**What is needed:** Copy out every line of the data below exactly, leaving out the pictures.
[BEGIN Data shown]
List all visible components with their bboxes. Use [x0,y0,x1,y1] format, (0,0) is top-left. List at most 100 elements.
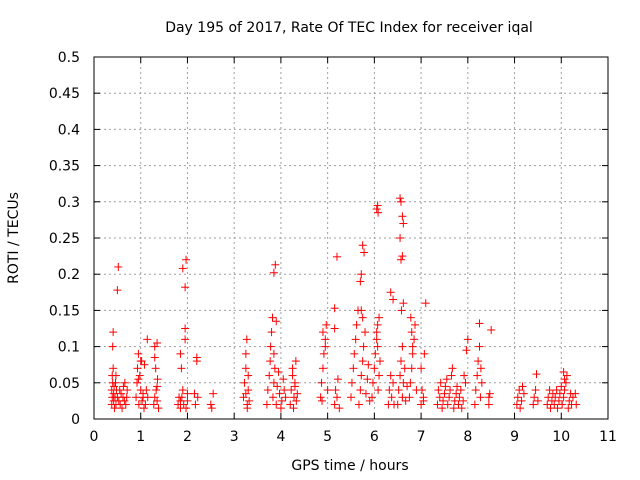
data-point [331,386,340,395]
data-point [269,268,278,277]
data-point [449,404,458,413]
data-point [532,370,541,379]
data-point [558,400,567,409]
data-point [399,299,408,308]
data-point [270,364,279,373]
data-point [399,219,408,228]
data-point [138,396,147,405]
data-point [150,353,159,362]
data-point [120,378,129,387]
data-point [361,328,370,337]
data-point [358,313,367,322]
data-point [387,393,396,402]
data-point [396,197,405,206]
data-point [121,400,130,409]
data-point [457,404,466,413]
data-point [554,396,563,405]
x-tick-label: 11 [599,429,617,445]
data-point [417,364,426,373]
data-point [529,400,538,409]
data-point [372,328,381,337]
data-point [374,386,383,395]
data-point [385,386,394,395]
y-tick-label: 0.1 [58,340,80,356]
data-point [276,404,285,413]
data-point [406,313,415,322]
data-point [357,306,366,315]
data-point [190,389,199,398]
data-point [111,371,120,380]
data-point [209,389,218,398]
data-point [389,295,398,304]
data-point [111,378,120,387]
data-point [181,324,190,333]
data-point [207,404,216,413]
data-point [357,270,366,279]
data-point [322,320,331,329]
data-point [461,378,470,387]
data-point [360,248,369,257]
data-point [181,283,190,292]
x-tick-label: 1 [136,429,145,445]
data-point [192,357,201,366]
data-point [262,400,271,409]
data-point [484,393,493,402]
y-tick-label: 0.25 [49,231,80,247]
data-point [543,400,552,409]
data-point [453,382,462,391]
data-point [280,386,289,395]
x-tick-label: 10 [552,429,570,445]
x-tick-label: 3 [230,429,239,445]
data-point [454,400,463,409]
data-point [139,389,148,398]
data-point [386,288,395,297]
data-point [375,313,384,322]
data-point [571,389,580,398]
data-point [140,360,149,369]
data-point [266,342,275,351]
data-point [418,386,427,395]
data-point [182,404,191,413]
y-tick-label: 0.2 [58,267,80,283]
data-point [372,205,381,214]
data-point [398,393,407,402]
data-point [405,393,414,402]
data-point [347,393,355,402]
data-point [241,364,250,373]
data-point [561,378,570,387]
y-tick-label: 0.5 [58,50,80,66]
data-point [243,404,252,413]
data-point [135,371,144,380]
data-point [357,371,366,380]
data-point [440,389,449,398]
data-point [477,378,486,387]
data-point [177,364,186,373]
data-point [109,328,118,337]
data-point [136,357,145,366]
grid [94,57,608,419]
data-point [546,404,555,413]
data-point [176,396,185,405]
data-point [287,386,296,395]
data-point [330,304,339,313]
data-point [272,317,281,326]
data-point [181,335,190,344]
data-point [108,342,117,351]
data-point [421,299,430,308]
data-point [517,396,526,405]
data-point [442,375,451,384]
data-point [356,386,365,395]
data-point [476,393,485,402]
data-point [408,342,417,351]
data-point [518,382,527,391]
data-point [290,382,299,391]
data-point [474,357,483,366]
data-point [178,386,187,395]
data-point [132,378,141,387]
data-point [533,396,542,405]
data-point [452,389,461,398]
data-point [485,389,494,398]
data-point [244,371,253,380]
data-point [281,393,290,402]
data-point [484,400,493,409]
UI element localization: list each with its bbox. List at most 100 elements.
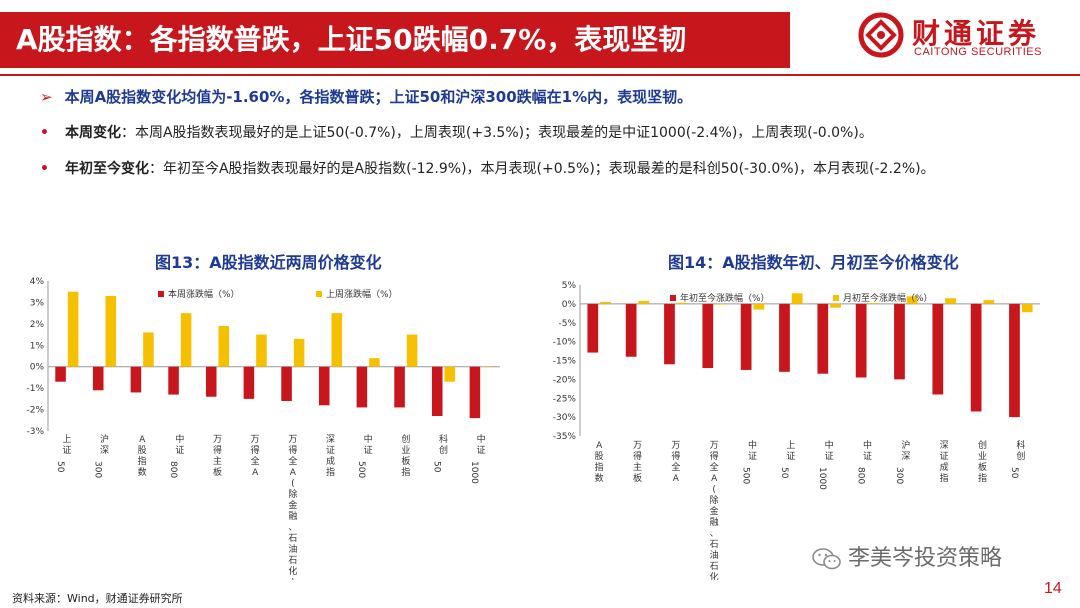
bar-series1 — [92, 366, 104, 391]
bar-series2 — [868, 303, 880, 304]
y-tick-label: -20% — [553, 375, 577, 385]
[END Data shown]
**Output below:**
List all visible components with their bboxes. Use [x0,y0,x1,y1] format, (0,0) is top-left. List at most 100 elements.
data-point [331,386,340,395]
data-point [269,268,278,277]
data-point [449,404,458,413]
data-point [532,370,541,379]
data-point [558,400,567,409]
data-point [399,299,408,308]
data-point [270,364,279,373]
data-point [399,219,408,228]
data-point [138,396,147,405]
data-point [150,353,159,362]
data-point [120,378,129,387]
data-point [361,328,370,337]
data-point [358,313,367,322]
data-point [387,393,396,402]
data-point [396,197,405,206]
data-point [121,400,130,409]
data-point [457,404,466,413]
data-point [554,396,563,405]
x-tick-label: 11 [599,429,617,445]
data-point [417,364,426,373]
data-point [529,400,538,409]
data-point [372,328,381,337]
data-point [374,386,383,395]
data-point [385,386,394,395]
y-tick-label: 0.1 [58,340,80,356]
data-point [276,404,285,413]
data-point [406,313,415,322]
data-point [357,306,366,315]
data-point [190,389,199,398]
data-point [111,371,120,380]
data-point [209,389,218,398]
data-point [389,295,398,304]
data-point [111,378,120,387]
data-point [181,324,190,333]
data-point [207,404,216,413]
data-point [357,270,366,279]
data-point [322,320,331,329]
data-point [461,378,470,387]
data-point [360,248,369,257]
data-point [181,283,190,292]
x-tick-label: 1 [136,429,145,445]
data-point [192,357,201,366]
data-point [262,400,271,409]
data-point [484,393,493,402]
y-tick-label: 0.25 [49,231,80,247]
data-point [543,400,552,409]
data-point [453,382,462,391]
data-point [280,386,289,395]
x-tick-label: 10 [552,429,570,445]
x-tick-label: 3 [230,429,239,445]
data-point [454,400,463,409]
data-point [139,389,148,398]
data-point [386,288,395,297]
data-point [375,313,384,322]
data-point [571,389,580,398]
data-point [140,360,149,369]
data-point [266,342,275,351]
data-point [418,386,427,395]
data-point [182,404,191,413]
y-tick-label: 0.2 [58,267,80,283]
data-point [372,205,381,214]
data-point [398,393,407,402]
data-point [405,393,414,402]
data-point [347,393,355,402]
data-point [241,364,250,373]
data-point [561,378,570,387]
y-tick-label: 0.5 [58,50,80,66]
data-point [243,404,252,413]
data-point [135,371,144,380]
data-point [357,371,366,380]
data-point [440,389,449,398]
data-point [477,378,486,387]
data-point [177,364,186,373]
data-point [109,328,118,337]
data-point [136,357,145,366]
grid [94,57,608,419]
data-point [546,404,555,413]
data-point [176,396,185,405]
data-point [287,386,296,395]
data-point [330,304,339,313]
data-point [272,317,281,326]
data-point [181,335,190,344]
data-point [108,342,117,351]
data-point [421,299,430,308]
data-point [517,396,526,405]
data-point [442,375,451,384]
data-point [356,386,365,395]
data-point [476,393,485,402]
data-point [408,342,417,351]
data-point [518,382,527,391]
data-point [290,382,299,391]
data-point [474,357,483,366]
data-point [178,386,187,395]
data-point [132,378,141,387]
data-point [533,396,542,405]
data-point [452,389,461,398]
data-point [485,389,494,398]
data-point [244,371,253,380]
data-point [281,393,290,402]
data-point [484,400,493,409]
UI element localization: list each with its bbox. List at most 100 elements.
bar-series1 — [92, 366, 104, 391]
bar-series2 — [868, 303, 880, 304]
y-tick-label: -20% — [553, 375, 577, 385]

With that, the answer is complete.